═════ EXERCISE MATERIALS ═════
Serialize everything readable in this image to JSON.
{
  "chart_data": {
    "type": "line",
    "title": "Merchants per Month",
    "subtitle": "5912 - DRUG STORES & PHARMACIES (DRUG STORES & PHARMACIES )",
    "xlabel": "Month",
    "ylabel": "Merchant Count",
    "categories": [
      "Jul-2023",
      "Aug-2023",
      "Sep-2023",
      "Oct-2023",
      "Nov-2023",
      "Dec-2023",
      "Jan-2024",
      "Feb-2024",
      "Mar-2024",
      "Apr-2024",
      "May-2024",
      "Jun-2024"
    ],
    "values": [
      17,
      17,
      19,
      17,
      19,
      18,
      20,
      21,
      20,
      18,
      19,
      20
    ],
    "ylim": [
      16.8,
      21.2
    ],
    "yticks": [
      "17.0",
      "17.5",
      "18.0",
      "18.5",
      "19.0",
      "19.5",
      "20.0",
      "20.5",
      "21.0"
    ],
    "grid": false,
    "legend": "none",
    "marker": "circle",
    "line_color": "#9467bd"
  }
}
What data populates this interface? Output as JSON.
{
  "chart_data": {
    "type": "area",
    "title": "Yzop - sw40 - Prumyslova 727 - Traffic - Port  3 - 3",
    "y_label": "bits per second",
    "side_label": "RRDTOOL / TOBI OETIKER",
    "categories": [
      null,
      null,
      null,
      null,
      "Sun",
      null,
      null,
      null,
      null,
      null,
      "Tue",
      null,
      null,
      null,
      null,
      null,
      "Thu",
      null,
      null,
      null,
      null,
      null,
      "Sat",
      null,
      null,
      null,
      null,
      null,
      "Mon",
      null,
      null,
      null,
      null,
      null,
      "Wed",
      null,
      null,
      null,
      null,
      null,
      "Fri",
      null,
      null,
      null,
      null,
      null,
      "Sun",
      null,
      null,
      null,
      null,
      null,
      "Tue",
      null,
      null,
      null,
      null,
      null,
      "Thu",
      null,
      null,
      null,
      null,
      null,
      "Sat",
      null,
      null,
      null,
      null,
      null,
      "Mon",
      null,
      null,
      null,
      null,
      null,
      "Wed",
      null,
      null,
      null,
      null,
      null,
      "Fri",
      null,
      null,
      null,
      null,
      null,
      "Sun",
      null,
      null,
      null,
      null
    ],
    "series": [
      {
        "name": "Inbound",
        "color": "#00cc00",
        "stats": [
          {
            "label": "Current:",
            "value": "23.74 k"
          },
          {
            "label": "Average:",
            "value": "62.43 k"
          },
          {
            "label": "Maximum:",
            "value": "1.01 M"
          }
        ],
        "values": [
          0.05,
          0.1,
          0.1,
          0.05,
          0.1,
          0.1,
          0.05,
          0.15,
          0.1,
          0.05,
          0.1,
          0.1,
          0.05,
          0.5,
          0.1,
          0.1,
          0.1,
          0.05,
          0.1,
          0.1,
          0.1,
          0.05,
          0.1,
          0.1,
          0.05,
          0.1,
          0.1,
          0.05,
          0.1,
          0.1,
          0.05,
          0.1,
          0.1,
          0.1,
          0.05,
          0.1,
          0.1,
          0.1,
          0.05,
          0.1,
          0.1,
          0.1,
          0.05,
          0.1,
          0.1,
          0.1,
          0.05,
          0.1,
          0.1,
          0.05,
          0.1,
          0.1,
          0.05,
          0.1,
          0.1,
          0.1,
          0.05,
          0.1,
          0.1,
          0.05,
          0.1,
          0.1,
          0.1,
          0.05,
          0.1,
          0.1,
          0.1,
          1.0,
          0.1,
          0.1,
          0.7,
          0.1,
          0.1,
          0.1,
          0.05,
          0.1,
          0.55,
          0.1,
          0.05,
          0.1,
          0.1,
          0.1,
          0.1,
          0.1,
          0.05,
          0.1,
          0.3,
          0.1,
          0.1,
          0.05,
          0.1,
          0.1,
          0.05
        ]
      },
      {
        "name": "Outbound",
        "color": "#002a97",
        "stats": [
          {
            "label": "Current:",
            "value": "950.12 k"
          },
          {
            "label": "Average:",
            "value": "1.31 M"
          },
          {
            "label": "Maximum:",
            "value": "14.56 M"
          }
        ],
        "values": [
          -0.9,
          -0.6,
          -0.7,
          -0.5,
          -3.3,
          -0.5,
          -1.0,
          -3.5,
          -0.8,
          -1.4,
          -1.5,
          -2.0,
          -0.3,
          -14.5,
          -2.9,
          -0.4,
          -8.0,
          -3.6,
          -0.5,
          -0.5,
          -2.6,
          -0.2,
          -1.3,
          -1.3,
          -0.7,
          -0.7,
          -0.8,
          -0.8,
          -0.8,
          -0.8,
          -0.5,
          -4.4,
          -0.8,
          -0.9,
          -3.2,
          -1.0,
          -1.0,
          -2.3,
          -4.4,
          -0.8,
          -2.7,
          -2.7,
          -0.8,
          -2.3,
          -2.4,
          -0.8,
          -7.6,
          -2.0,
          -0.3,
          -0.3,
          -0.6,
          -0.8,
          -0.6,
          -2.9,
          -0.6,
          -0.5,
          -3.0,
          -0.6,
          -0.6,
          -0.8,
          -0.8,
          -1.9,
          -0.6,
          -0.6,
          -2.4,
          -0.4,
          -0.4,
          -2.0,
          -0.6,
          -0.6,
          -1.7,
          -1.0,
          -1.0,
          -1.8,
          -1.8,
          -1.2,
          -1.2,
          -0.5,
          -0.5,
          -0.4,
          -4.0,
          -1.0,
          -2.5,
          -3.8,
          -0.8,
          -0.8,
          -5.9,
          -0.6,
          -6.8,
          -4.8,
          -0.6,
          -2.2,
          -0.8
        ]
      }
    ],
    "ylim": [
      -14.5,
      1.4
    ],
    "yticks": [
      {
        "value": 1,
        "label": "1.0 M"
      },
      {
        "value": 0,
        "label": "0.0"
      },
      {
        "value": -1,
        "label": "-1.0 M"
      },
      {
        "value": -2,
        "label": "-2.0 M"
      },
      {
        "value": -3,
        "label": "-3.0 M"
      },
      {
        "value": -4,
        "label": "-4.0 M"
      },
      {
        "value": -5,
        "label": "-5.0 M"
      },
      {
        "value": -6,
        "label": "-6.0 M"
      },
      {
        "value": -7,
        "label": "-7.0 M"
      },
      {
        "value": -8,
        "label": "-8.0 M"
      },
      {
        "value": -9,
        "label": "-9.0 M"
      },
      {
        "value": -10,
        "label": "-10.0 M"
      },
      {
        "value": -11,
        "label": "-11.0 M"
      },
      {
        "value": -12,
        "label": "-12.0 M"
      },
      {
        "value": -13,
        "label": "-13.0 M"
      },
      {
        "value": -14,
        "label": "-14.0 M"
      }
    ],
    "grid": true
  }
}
═════
→ **REQUEST**
Copy all of the data exactly.

→ **EXERCISE SOLUTION**
Serialize everything readable in this image to JSON.
{
  "chart_data": {
    "type": "line",
    "title": "Merchants per Month",
    "subtitle": "5912 - DRUG STORES & PHARMACIES (DRUG STORES & PHARMACIES )",
    "xlabel": "Month",
    "ylabel": "Merchant Count",
    "categories": [
      "Jul-2023",
      "Aug-2023",
      "Sep-2023",
      "Oct-2023",
      "Nov-2023",
      "Dec-2023",
      "Jan-2024",
      "Feb-2024",
      "Mar-2024",
      "Apr-2024",
      "May-2024",
      "Jun-2024"
    ],
    "values": [
      17,
      17,
      19,
      17,
      19,
      18,
      20,
      21,
      20,
      18,
      19,
      20
    ],
    "ylim": [
      16.8,
      21.2
    ],
    "yticks": [
      "17.0",
      "17.5",
      "18.0",
      "18.5",
      "19.0",
      "19.5",
      "20.0",
      "20.5",
      "21.0"
    ],
    "grid": false,
    "legend": "none",
    "marker": "circle",
    "line_color": "#9467bd"
  }
}
What data populates this interface? Output as JSON.
{
  "chart_data": {
    "type": "area",
    "title": "Yzop - sw40 - Prumyslova 727 - Traffic - Port  3 - 3",
    "y_label": "bits per second",
    "side_label": "RRDTOOL / TOBI OETIKER",
    "categories": [
      null,
      null,
      null,
      null,
      "Sun",
      null,
      null,
      null,
      null,
      null,
      "Tue",
      null,
      null,
      null,
      null,
      null,
      "Thu",
      null,
      null,
      null,
      null,
      null,
      "Sat",
      null,
      null,
      null,
      null,
      null,
      "Mon",
      null,
      null,
      null,
      null,
      null,
      "Wed",
      null,
      null,
      null,
      null,
      null,
      "Fri",
      null,
      null,
      null,
      null,
      null,
      "Sun",
      null,
      null,
      null,
      null,
      null,
      "Tue",
      null,
      null,
      null,
      null,
      null,
      "Thu",
      null,
      null,
      null,
      null,
      null,
      "Sat",
      null,
      null,
      null,
      null,
      null,
      "Mon",
      null,
      null,
      null,
      null,
      null,
      "Wed",
      null,
      null,
      null,
      null,
      null,
      "Fri",
      null,
      null,
      null,
      null,
      null,
      "Sun",
      null,
      null,
      null,
      null
    ],
    "series": [
      {
        "name": "Inbound",
        "color": "#00cc00",
        "stats": [
          {
            "label": "Current:",
            "value": "23.74 k"
          },
          {
            "label": "Average:",
            "value": "62.43 k"
          },
          {
            "label": "Maximum:",
            "value": "1.01 M"
          }
        ],
        "values": [
          0.05,
          0.1,
          0.1,
          0.05,
          0.1,
          0.1,
          0.05,
          0.15,
          0.1,
          0.05,
          0.1,
          0.1,
          0.05,
          0.5,
          0.1,
          0.1,
          0.1,
          0.05,
          0.1,
          0.1,
          0.1,
          0.05,
          0.1,
          0.1,
          0.05,
          0.1,
          0.1,
          0.05,
          0.1,
          0.1,
          0.05,
          0.1,
          0.1,
          0.1,
          0.05,
          0.1,
          0.1,
          0.1,
          0.05,
          0.1,
          0.1,
          0.1,
          0.05,
          0.1,
          0.1,
          0.1,
          0.05,
          0.1,
          0.1,
          0.05,
          0.1,
          0.1,
          0.05,
          0.1,
          0.1,
          0.1,
          0.05,
          0.1,
          0.1,
          0.05,
          0.1,
          0.1,
          0.1,
          0.05,
          0.1,
          0.1,
          0.1,
          1.0,
          0.1,
          0.1,
          0.7,
          0.1,
          0.1,
          0.1,
          0.05,
          0.1,
          0.55,
          0.1,
          0.05,
          0.1,
          0.1,
          0.1,
          0.1,
          0.1,
          0.05,
          0.1,
          0.3,
          0.1,
          0.1,
          0.05,
          0.1,
          0.1,
          0.05
        ]
      },
      {
        "name": "Outbound",
        "color": "#002a97",
        "stats": [
          {
            "label": "Current:",
            "value": "950.12 k"
          },
          {
            "label": "Average:",
            "value": "1.31 M"
          },
          {
            "label": "Maximum:",
            "value": "14.56 M"
          }
        ],
        "values": [
          -0.9,
          -0.6,
          -0.7,
          -0.5,
          -3.3,
          -0.5,
          -1.0,
          -3.5,
          -0.8,
          -1.4,
          -1.5,
          -2.0,
          -0.3,
          -14.5,
          -2.9,
          -0.4,
          -8.0,
          -3.6,
          -0.5,
          -0.5,
          -2.6,
          -0.2,
          -1.3,
          -1.3,
          -0.7,
          -0.7,
          -0.8,
          -0.8,
          -0.8,
          -0.8,
          -0.5,
          -4.4,
          -0.8,
          -0.9,
          -3.2,
          -1.0,
          -1.0,
          -2.3,
          -4.4,
          -0.8,
          -2.7,
          -2.7,
          -0.8,
          -2.3,
          -2.4,
          -0.8,
          -7.6,
          -2.0,
          -0.3,
          -0.3,
          -0.6,
          -0.8,
          -0.6,
          -2.9,
          -0.6,
          -0.5,
          -3.0,
          -0.6,
          -0.6,
          -0.8,
          -0.8,
          -1.9,
          -0.6,
          -0.6,
          -2.4,
          -0.4,
          -0.4,
          -2.0,
          -0.6,
          -0.6,
          -1.7,
          -1.0,
          -1.0,
          -1.8,
          -1.8,
          -1.2,
          -1.2,
          -0.5,
          -0.5,
          -0.4,
          -4.0,
          -1.0,
          -2.5,
          -3.8,
          -0.8,
          -0.8,
          -5.9,
          -0.6,
          -6.8,
          -4.8,
          -0.6,
          -2.2,
          -0.8
        ]
      }
    ],
    "ylim": [
      -14.5,
      1.4
    ],
    "yticks": [
      {
        "value": 1,
        "label": "1.0 M"
      },
      {
        "value": 0,
        "label": "0.0"
      },
      {
        "value": -1,
        "label": "-1.0 M"
      },
      {
        "value": -2,
        "label": "-2.0 M"
      },
      {
        "value": -3,
        "label": "-3.0 M"
      },
      {
        "value": -4,
        "label": "-4.0 M"
      },
      {
        "value": -5,
        "label": "-5.0 M"
      },
      {
        "value": -6,
        "label": "-6.0 M"
      },
      {
        "value": -7,
        "label": "-7.0 M"
      },
      {
        "value": -8,
        "label": "-8.0 M"
      },
      {
        "value": -9,
        "label": "-9.0 M"
      },
      {
        "value": -10,
        "label": "-10.0 M"
      },
      {
        "value": -11,
        "label": "-11.0 M"
      },
      {
        "value": -12,
        "label": "-12.0 M"
      },
      {
        "value": -13,
        "label": "-13.0 M"
      },
      {
        "value": -14,
        "label": "-14.0 M"
      }
    ],
    "grid": true
  }
}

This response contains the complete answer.